→ Your instructions: Do not include the pictures; repeat the rest of the data exactly.

Dataset records:
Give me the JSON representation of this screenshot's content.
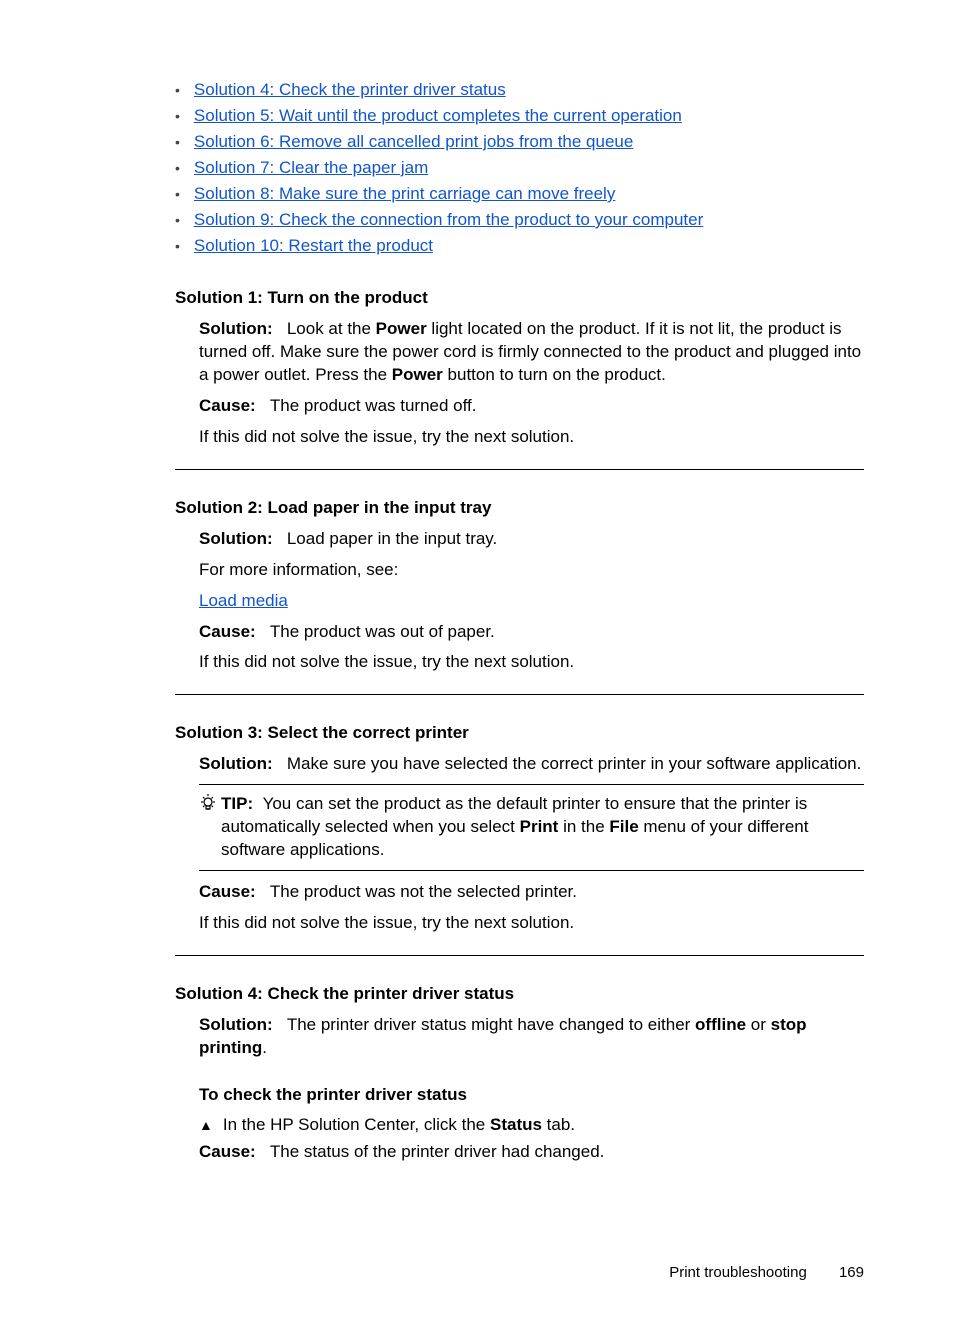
{
  "links": [
    "Solution 4: Check the printer driver status",
    "Solution 5: Wait until the product completes the current operation",
    "Solution 6: Remove all cancelled print jobs from the queue",
    "Solution 7: Clear the paper jam",
    "Solution 8: Make sure the print carriage can move freely",
    "Solution 9: Check the connection from the product to your computer",
    "Solution 10: Restart the product"
  ],
  "sol1": {
    "title": "Solution 1: Turn on the product",
    "sol_label": "Solution:",
    "sol_pre": "Look at the ",
    "sol_bold1": "Power",
    "sol_mid": " light located on the product. If it is not lit, the product is turned off. Make sure the power cord is firmly connected to the product and plugged into a power outlet. Press the ",
    "sol_bold2": "Power",
    "sol_end": " button to turn on the product.",
    "cause_label": "Cause:",
    "cause_text": "The product was turned off.",
    "next": "If this did not solve the issue, try the next solution."
  },
  "sol2": {
    "title": "Solution 2: Load paper in the input tray",
    "sol_label": "Solution:",
    "sol_text": "Load paper in the input tray.",
    "more": "For more information, see:",
    "link": "Load media",
    "cause_label": "Cause:",
    "cause_text": "The product was out of paper.",
    "next": "If this did not solve the issue, try the next solution."
  },
  "sol3": {
    "title": "Solution 3: Select the correct printer",
    "sol_label": "Solution:",
    "sol_text": "Make sure you have selected the correct printer in your software application.",
    "tip_label": "TIP:",
    "tip_pre": "You can set the product as the default printer to ensure that the printer is automatically selected when you select ",
    "tip_bold1": "Print",
    "tip_mid": " in the ",
    "tip_bold2": "File",
    "tip_end": " menu of your different software applications.",
    "cause_label": "Cause:",
    "cause_text": "The product was not the selected printer.",
    "next": "If this did not solve the issue, try the next solution."
  },
  "sol4": {
    "title": "Solution 4: Check the printer driver status",
    "sol_label": "Solution:",
    "sol_pre": "The printer driver status might have changed to either ",
    "sol_bold1": "offline",
    "sol_mid": " or ",
    "sol_bold2": "stop printing",
    "sol_end": ".",
    "sub_title": "To check the printer driver status",
    "step_pre": "In the HP Solution Center, click the ",
    "step_bold": "Status",
    "step_end": " tab.",
    "cause_label": "Cause:",
    "cause_text": "The status of the printer driver had changed."
  },
  "footer": {
    "section": "Print troubleshooting",
    "page": "169"
  }
}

→ Expected answer:
Give me the JSON representation of this screenshot's content.
{
  "links": [
    "Solution 4: Check the printer driver status",
    "Solution 5: Wait until the product completes the current operation",
    "Solution 6: Remove all cancelled print jobs from the queue",
    "Solution 7: Clear the paper jam",
    "Solution 8: Make sure the print carriage can move freely",
    "Solution 9: Check the connection from the product to your computer",
    "Solution 10: Restart the product"
  ],
  "sol1": {
    "title": "Solution 1: Turn on the product",
    "sol_label": "Solution:",
    "sol_pre": "Look at the ",
    "sol_bold1": "Power",
    "sol_mid": " light located on the product. If it is not lit, the product is turned off. Make sure the power cord is firmly connected to the product and plugged into a power outlet. Press the ",
    "sol_bold2": "Power",
    "sol_end": " button to turn on the product.",
    "cause_label": "Cause:",
    "cause_text": "The product was turned off.",
    "next": "If this did not solve the issue, try the next solution."
  },
  "sol2": {
    "title": "Solution 2: Load paper in the input tray",
    "sol_label": "Solution:",
    "sol_text": "Load paper in the input tray.",
    "more": "For more information, see:",
    "link": "Load media",
    "cause_label": "Cause:",
    "cause_text": "The product was out of paper.",
    "next": "If this did not solve the issue, try the next solution."
  },
  "sol3": {
    "title": "Solution 3: Select the correct printer",
    "sol_label": "Solution:",
    "sol_text": "Make sure you have selected the correct printer in your software application.",
    "tip_label": "TIP:",
    "tip_pre": "You can set the product as the default printer to ensure that the printer is automatically selected when you select ",
    "tip_bold1": "Print",
    "tip_mid": " in the ",
    "tip_bold2": "File",
    "tip_end": " menu of your different software applications.",
    "cause_label": "Cause:",
    "cause_text": "The product was not the selected printer.",
    "next": "If this did not solve the issue, try the next solution."
  },
  "sol4": {
    "title": "Solution 4: Check the printer driver status",
    "sol_label": "Solution:",
    "sol_pre": "The printer driver status might have changed to either ",
    "sol_bold1": "offline",
    "sol_mid": " or ",
    "sol_bold2": "stop printing",
    "sol_end": ".",
    "sub_title": "To check the printer driver status",
    "step_pre": "In the HP Solution Center, click the ",
    "step_bold": "Status",
    "step_end": " tab.",
    "cause_label": "Cause:",
    "cause_text": "The status of the printer driver had changed."
  },
  "footer": {
    "section": "Print troubleshooting",
    "page": "169"
  }
}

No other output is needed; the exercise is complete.